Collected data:
########################################
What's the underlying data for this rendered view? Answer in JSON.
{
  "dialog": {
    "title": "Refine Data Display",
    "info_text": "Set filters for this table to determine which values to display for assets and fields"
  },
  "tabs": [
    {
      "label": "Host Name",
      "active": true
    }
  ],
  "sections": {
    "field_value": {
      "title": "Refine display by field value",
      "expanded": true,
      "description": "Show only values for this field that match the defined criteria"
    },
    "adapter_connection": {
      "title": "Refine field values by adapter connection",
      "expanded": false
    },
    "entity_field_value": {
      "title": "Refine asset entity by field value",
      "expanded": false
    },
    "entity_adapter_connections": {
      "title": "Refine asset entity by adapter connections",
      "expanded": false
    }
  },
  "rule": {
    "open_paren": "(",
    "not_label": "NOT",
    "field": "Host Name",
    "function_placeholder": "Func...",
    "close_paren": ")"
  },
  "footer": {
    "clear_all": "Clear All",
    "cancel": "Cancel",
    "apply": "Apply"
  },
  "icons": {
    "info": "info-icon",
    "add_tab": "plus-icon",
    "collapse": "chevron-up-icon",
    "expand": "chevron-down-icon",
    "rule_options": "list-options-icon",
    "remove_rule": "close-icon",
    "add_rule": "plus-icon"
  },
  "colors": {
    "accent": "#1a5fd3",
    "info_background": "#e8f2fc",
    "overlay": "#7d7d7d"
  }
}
########################################
Instructions for the task
Repeat the listing in full, keeping every line exactly as it is.

Output of the task
What's the underlying data for this rendered view? Answer in JSON.
{
  "dialog": {
    "title": "Refine Data Display",
    "info_text": "Set filters for this table to determine which values to display for assets and fields"
  },
  "tabs": [
    {
      "label": "Host Name",
      "active": true
    }
  ],
  "sections": {
    "field_value": {
      "title": "Refine display by field value",
      "expanded": true,
      "description": "Show only values for this field that match the defined criteria"
    },
    "adapter_connection": {
      "title": "Refine field values by adapter connection",
      "expanded": false
    },
    "entity_field_value": {
      "title": "Refine asset entity by field value",
      "expanded": false
    },
    "entity_adapter_connections": {
      "title": "Refine asset entity by adapter connections",
      "expanded": false
    }
  },
  "rule": {
    "open_paren": "(",
    "not_label": "NOT",
    "field": "Host Name",
    "function_placeholder": "Func...",
    "close_paren": ")"
  },
  "footer": {
    "clear_all": "Clear All",
    "cancel": "Cancel",
    "apply": "Apply"
  },
  "icons": {
    "info": "info-icon",
    "add_tab": "plus-icon",
    "collapse": "chevron-up-icon",
    "expand": "chevron-down-icon",
    "rule_options": "list-options-icon",
    "remove_rule": "close-icon",
    "add_rule": "plus-icon"
  },
  "colors": {
    "accent": "#1a5fd3",
    "info_background": "#e8f2fc",
    "overlay": "#7d7d7d"
  }
}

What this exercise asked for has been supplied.